* DIRECTIVE
From the listing below, select every line where the word "name" appears.

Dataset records
══════════
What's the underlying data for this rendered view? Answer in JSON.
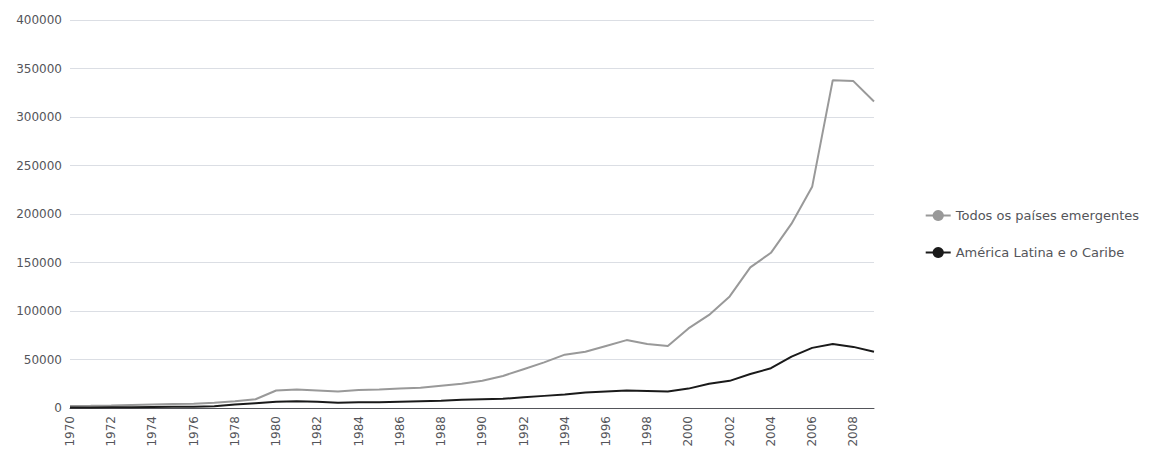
{
  "chart_data": {
    "type": "line",
    "x": [
      1970,
      1971,
      1972,
      1973,
      1974,
      1975,
      1976,
      1977,
      1978,
      1979,
      1980,
      1981,
      1982,
      1983,
      1984,
      1985,
      1986,
      1987,
      1988,
      1989,
      1990,
      1991,
      1992,
      1993,
      1994,
      1995,
      1996,
      1997,
      1998,
      1999,
      2000,
      2001,
      2002,
      2003,
      2004,
      2005,
      2006,
      2007,
      2008,
      2009
    ],
    "series": [
      {
        "name": "Todos os países emergentes",
        "color": "#999999",
        "values": [
          2000,
          2200,
          2500,
          3000,
          3500,
          4000,
          4500,
          5500,
          7000,
          9000,
          18000,
          19000,
          18000,
          17000,
          18500,
          19000,
          20000,
          21000,
          23000,
          25000,
          28000,
          33000,
          40000,
          47000,
          55000,
          58000,
          64000,
          70000,
          66000,
          64000,
          82000,
          96000,
          115000,
          145000,
          160000,
          190000,
          228000,
          338000,
          337000,
          316000
        ]
      },
      {
        "name": "América Latina e o Caribe",
        "color": "#1a1a1a",
        "values": [
          500,
          600,
          700,
          800,
          1000,
          1200,
          1400,
          1800,
          3500,
          5000,
          6500,
          7000,
          6500,
          5500,
          5800,
          6000,
          6500,
          7000,
          7500,
          8500,
          9000,
          9500,
          11000,
          12500,
          14000,
          16000,
          17000,
          18000,
          17500,
          17000,
          20000,
          25000,
          28000,
          35000,
          41000,
          53000,
          62000,
          66000,
          63000,
          58000
        ]
      }
    ],
    "xlim": [
      1970,
      2009
    ],
    "xticks": [
      1970,
      1972,
      1974,
      1976,
      1978,
      1980,
      1982,
      1984,
      1986,
      1988,
      1990,
      1992,
      1994,
      1996,
      1998,
      2000,
      2002,
      2004,
      2006,
      2008
    ],
    "ylim": [
      0,
      400000
    ],
    "yticks": [
      0,
      50000,
      100000,
      150000,
      200000,
      250000,
      300000,
      350000,
      400000
    ],
    "grid": "y",
    "legend": "right"
  }
}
══════════
* EXERCISE RESULT
        "name": "Todos os países emergentes",
        "name": "América Latina e o Caribe",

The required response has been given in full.